WHAT THE TASK ASKS
All of the data must be printed exactly; please include every line.

━━━━━ PROVIDED RECORDS ━━━━━

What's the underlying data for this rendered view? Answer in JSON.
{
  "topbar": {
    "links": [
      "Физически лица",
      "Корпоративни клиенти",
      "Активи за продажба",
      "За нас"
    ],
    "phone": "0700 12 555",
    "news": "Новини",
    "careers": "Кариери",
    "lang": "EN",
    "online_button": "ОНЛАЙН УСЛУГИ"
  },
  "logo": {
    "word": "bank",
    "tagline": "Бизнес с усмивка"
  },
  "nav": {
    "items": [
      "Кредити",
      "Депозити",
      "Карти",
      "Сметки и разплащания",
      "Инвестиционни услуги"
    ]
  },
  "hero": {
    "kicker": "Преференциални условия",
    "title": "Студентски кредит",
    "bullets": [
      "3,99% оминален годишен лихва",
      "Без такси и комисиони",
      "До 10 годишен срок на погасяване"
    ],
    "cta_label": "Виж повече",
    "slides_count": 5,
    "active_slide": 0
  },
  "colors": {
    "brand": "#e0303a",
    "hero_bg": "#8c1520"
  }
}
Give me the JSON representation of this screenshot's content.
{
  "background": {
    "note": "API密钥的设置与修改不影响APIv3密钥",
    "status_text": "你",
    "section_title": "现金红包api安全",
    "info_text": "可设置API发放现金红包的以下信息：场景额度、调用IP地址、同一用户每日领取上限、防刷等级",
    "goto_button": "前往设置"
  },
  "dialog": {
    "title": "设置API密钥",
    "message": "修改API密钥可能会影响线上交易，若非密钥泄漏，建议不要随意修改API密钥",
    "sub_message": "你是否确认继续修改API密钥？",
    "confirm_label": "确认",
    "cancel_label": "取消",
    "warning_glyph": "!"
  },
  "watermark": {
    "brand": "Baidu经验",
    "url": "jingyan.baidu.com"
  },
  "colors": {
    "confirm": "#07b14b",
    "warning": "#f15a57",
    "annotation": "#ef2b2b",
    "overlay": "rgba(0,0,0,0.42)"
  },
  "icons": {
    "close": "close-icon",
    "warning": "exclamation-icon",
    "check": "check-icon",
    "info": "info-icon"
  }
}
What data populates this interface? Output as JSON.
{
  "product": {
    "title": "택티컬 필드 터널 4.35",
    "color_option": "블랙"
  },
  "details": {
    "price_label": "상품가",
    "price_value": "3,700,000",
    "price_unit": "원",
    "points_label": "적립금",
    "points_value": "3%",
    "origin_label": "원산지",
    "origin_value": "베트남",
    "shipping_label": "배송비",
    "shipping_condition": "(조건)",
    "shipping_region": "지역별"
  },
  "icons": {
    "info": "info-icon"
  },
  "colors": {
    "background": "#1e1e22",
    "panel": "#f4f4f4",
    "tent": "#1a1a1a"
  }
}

━━━━━

ANSWER
What's the underlying data for this rendered view? Answer in JSON.
{
  "topbar": {
    "links": [
      "Физически лица",
      "Корпоративни клиенти",
      "Активи за продажба",
      "За нас"
    ],
    "phone": "0700 12 555",
    "news": "Новини",
    "careers": "Кариери",
    "lang": "EN",
    "online_button": "ОНЛАЙН УСЛУГИ"
  },
  "logo": {
    "word": "bank",
    "tagline": "Бизнес с усмивка"
  },
  "nav": {
    "items": [
      "Кредити",
      "Депозити",
      "Карти",
      "Сметки и разплащания",
      "Инвестиционни услуги"
    ]
  },
  "hero": {
    "kicker": "Преференциални условия",
    "title": "Студентски кредит",
    "bullets": [
      "3,99% оминален годишен лихва",
      "Без такси и комисиони",
      "До 10 годишен срок на погасяване"
    ],
    "cta_label": "Виж повече",
    "slides_count": 5,
    "active_slide": 0
  },
  "colors": {
    "brand": "#e0303a",
    "hero_bg": "#8c1520"
  }
}
Give me the JSON representation of this screenshot's content.
{
  "background": {
    "note": "API密钥的设置与修改不影响APIv3密钥",
    "status_text": "你",
    "section_title": "现金红包api安全",
    "info_text": "可设置API发放现金红包的以下信息：场景额度、调用IP地址、同一用户每日领取上限、防刷等级",
    "goto_button": "前往设置"
  },
  "dialog": {
    "title": "设置API密钥",
    "message": "修改API密钥可能会影响线上交易，若非密钥泄漏，建议不要随意修改API密钥",
    "sub_message": "你是否确认继续修改API密钥？",
    "confirm_label": "确认",
    "cancel_label": "取消",
    "warning_glyph": "!"
  },
  "watermark": {
    "brand": "Baidu经验",
    "url": "jingyan.baidu.com"
  },
  "colors": {
    "confirm": "#07b14b",
    "warning": "#f15a57",
    "annotation": "#ef2b2b",
    "overlay": "rgba(0,0,0,0.42)"
  },
  "icons": {
    "close": "close-icon",
    "warning": "exclamation-icon",
    "check": "check-icon",
    "info": "info-icon"
  }
}
What data populates this interface? Output as JSON.
{
  "product": {
    "title": "택티컬 필드 터널 4.35",
    "color_option": "블랙"
  },
  "details": {
    "price_label": "상품가",
    "price_value": "3,700,000",
    "price_unit": "원",
    "points_label": "적립금",
    "points_value": "3%",
    "origin_label": "원산지",
    "origin_value": "베트남",
    "shipping_label": "배송비",
    "shipping_condition": "(조건)",
    "shipping_region": "지역별"
  },
  "icons": {
    "info": "info-icon"
  },
  "colors": {
    "background": "#1e1e22",
    "panel": "#f4f4f4",
    "tent": "#1a1a1a"
  }
}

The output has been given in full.